▸ Given task: Read the listing below and copy out every line that holds "causes".

Data entries:

○ ○ ○ ○

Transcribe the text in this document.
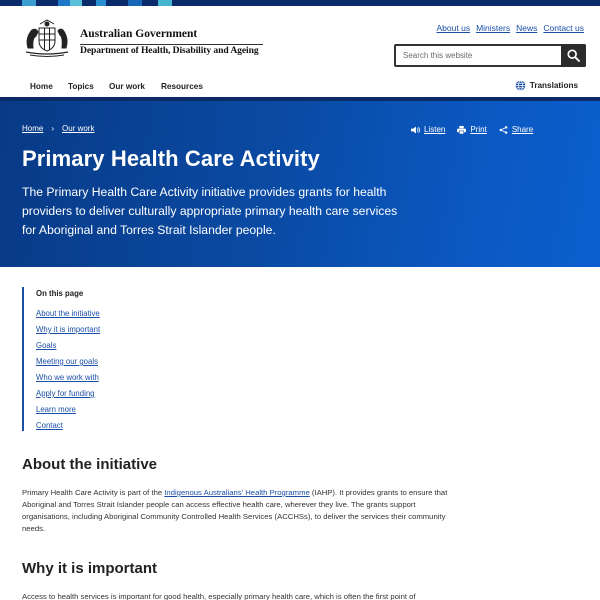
Australian Government
Department of Health, Disability and Ageing
About us Ministers News Contact us
Search this website
Home Topics Our work Resources	Translations
Home › Our work	Listen	Print	Share
Primary Health Care Activity

The Primary Health Care Activity initiative provides grants for health providers to deliver culturally appropriate primary health care services for Aboriginal and Torres Strait Islander people.

On this page
About the initiative
Why it is important
Goals
Meeting our goals
Who we work with
Apply for funding
Learn more
Contact
About the initiative

Primary Health Care Activity is part of the Indigenous Australians' Health Programme (IAHP). It provides grants to ensure that Aboriginal and Torres Strait Islander people can access effective health care, wherever they live. The grants support organisations, including Aboriginal Community Controlled Health Services (ACCHSs), to deliver the services their community needs.

Why it is important

Access to health services is important for good health, especially primary health care, which is often the first point of
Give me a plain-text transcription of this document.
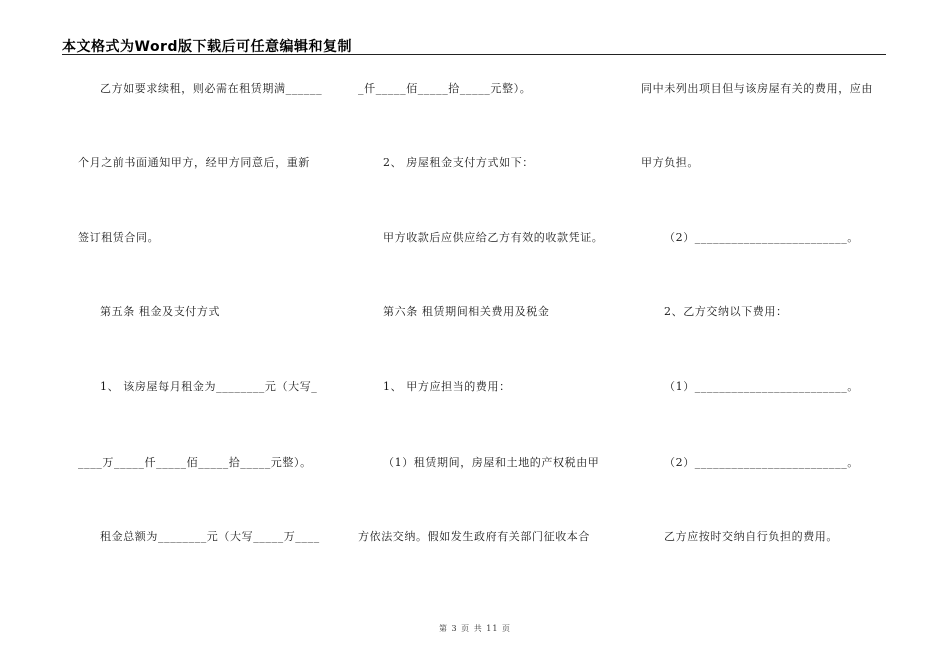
本文格式为Word版下载后可任意编辑和复制
乙方如要求续租，则必需在租赁期满______
个月之前书面通知甲方，经甲方同意后，重新
签订租赁合同。
第五条 租金及支付方式
1、 该房屋每月租金为________元（大写_
____万_____仟_____佰_____拾_____元整）。
租金总额为________元（大写_____万____
_仟_____佰_____拾_____元整）。
2、 房屋租金支付方式如下：
甲方收款后应供应给乙方有效的收款凭证。
第六条 租赁期间相关费用及税金
1、 甲方应担当的费用：
（1）租赁期间，房屋和土地的产权税由甲
方依法交纳。假如发生政府有关部门征收本合
同中未列出项目但与该房屋有关的费用，应由
甲方负担。
（2）_________________________。
2、乙方交纳以下费用：
（1）_________________________。
（2）_________________________。
乙方应按时交纳自行负担的费用。
第 3 页 共 11 页
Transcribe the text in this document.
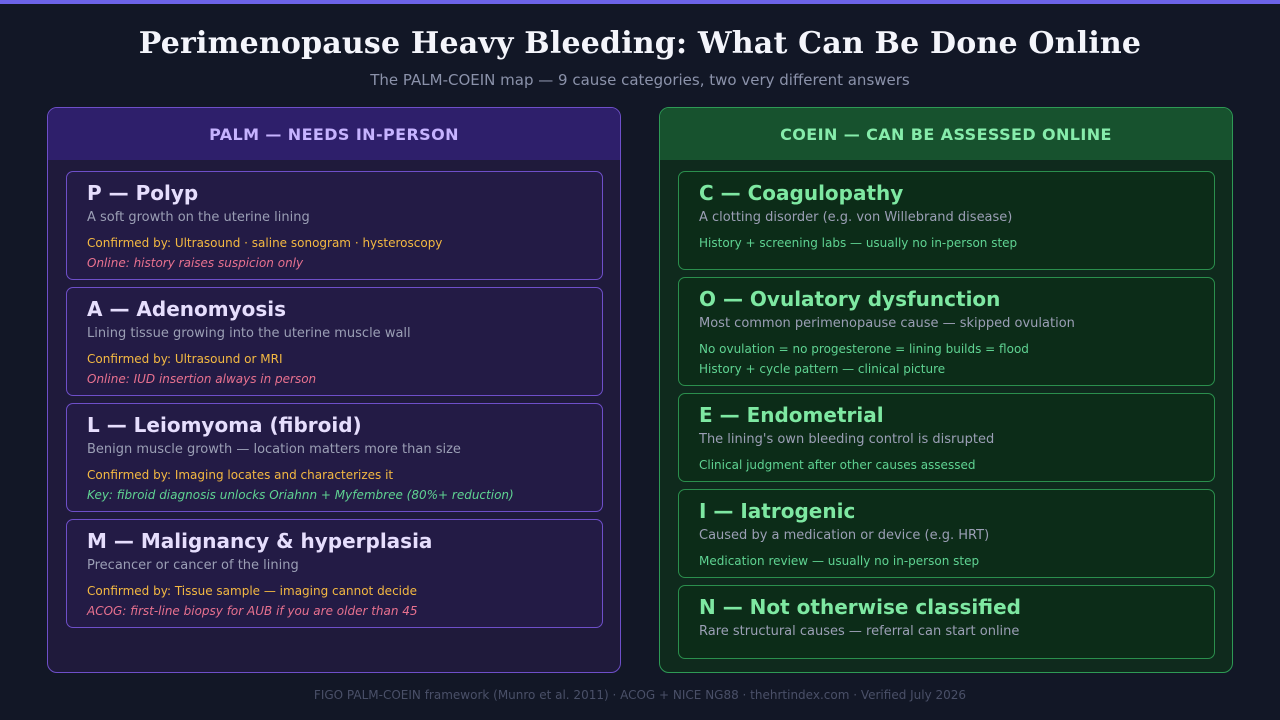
Perimenopause Heavy Bleeding: What Can Be Done Online
The PALM-COEIN map — 9 cause categories, two very different answers
PALM — NEEDS IN-PERSON
P — Polyp
A soft growth on the uterine lining
Confirmed by: Ultrasound · saline sonogram · hysteroscopy
Online: history raises suspicion only
A — Adenomyosis
Lining tissue growing into the uterine muscle wall
Confirmed by: Ultrasound or MRI
Online: IUD insertion always in person
L — Leiomyoma (fibroid)
Benign muscle growth — location matters more than size
Confirmed by: Imaging locates and characterizes it
Key: fibroid diagnosis unlocks Oriahnn + Myfembree (80%+ reduction)
M — Malignancy & hyperplasia
Precancer or cancer of the lining
Confirmed by: Tissue sample — imaging cannot decide
ACOG: first-line biopsy for AUB if you are older than 45
COEIN — CAN BE ASSESSED ONLINE
C — Coagulopathy
A clotting disorder (e.g. von Willebrand disease)
History + screening labs — usually no in-person step
O — Ovulatory dysfunction
Most common perimenopause cause — skipped ovulation
No ovulation = no progesterone = lining builds = flood
History + cycle pattern — clinical picture
E — Endometrial
The lining's own bleeding control is disrupted
Clinical judgment after other causes assessed
I — Iatrogenic
Caused by a medication or device (e.g. HRT)
Medication review — usually no in-person step
N — Not otherwise classified
Rare structural causes — referral can start online
FIGO PALM-COEIN framework (Munro et al. 2011) · ACOG + NICE NG88 · thehrtindex.com · Verified July 2026
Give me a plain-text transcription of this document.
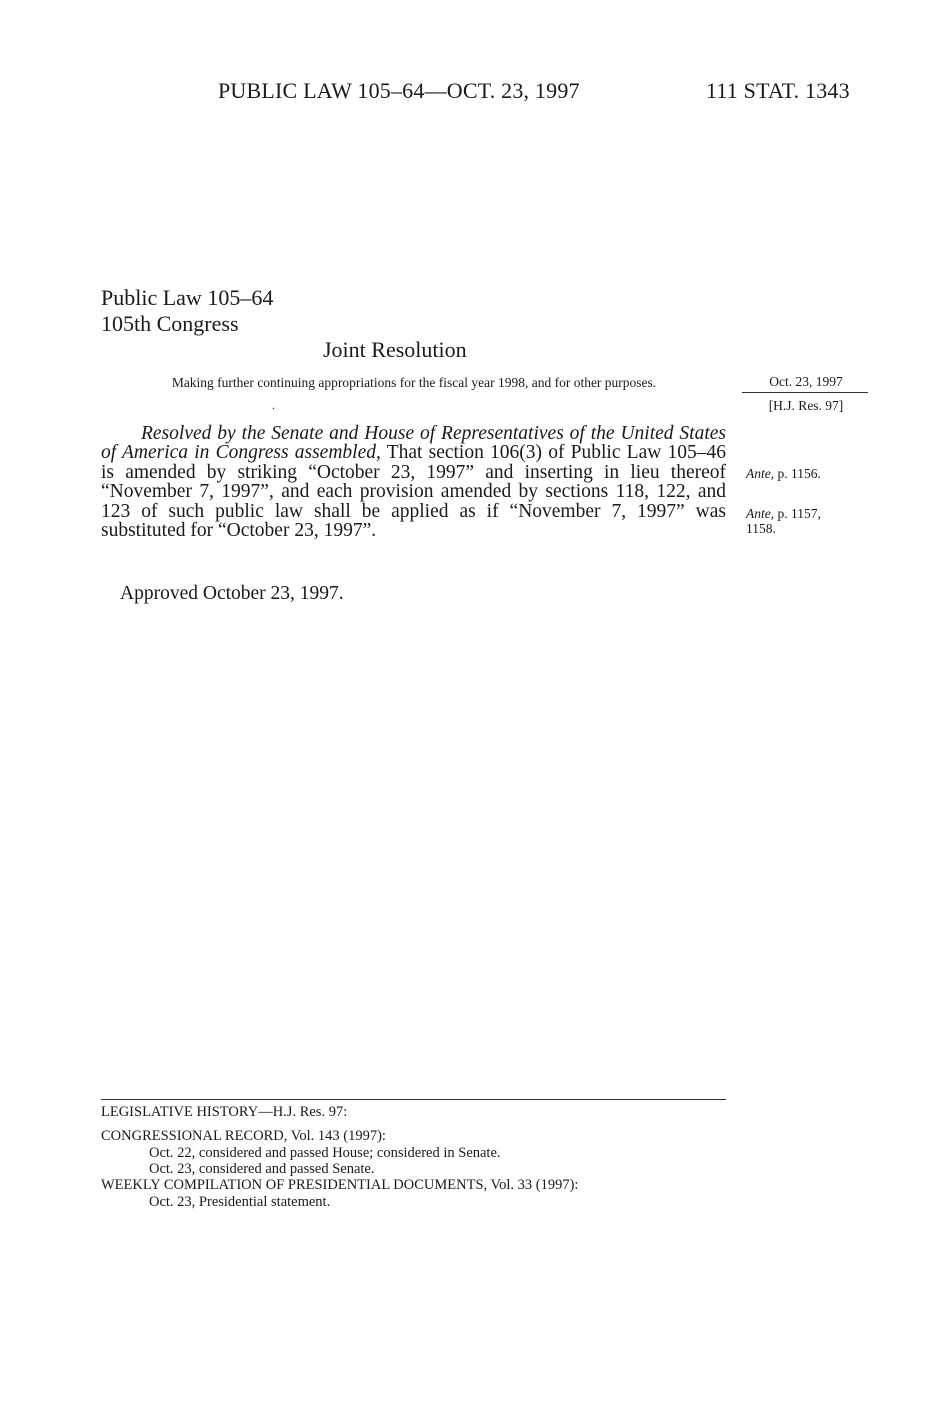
PUBLIC LAW 105–64—OCT. 23, 1997	111 STAT. 1343
Public Law 105–64
105th Congress
Joint Resolution
Making further continuing appropriations for the fiscal year 1998, and for other purposes.
.
Oct. 23, 1997
[H.J. Res. 97]
Ante, p. 1156.
Ante, p. 1157,
1158.
Resolved by the Senate and House of Representatives of the United States of America in Congress assembled, That section 106(3) of Public Law 105–46 is amended by striking “October 23, 1997” and inserting in lieu thereof “November 7, 1997”, and each provision amended by sections 118, 122, and 123 of such public law shall be applied as if “November 7, 1997” was substituted for “October 23, 1997”.
Approved October 23, 1997.
LEGISLATIVE HISTORY—H.J. Res. 97:
CONGRESSIONAL RECORD, Vol. 143 (1997):
Oct. 22, considered and passed House; considered in Senate.
Oct. 23, considered and passed Senate.
WEEKLY COMPILATION OF PRESIDENTIAL DOCUMENTS, Vol. 33 (1997):
Oct. 23, Presidential statement.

○ ○ ○ ○

▸ Finished answer:
Clinical judgment after other causes assessed
Rare structural causes — referral can start online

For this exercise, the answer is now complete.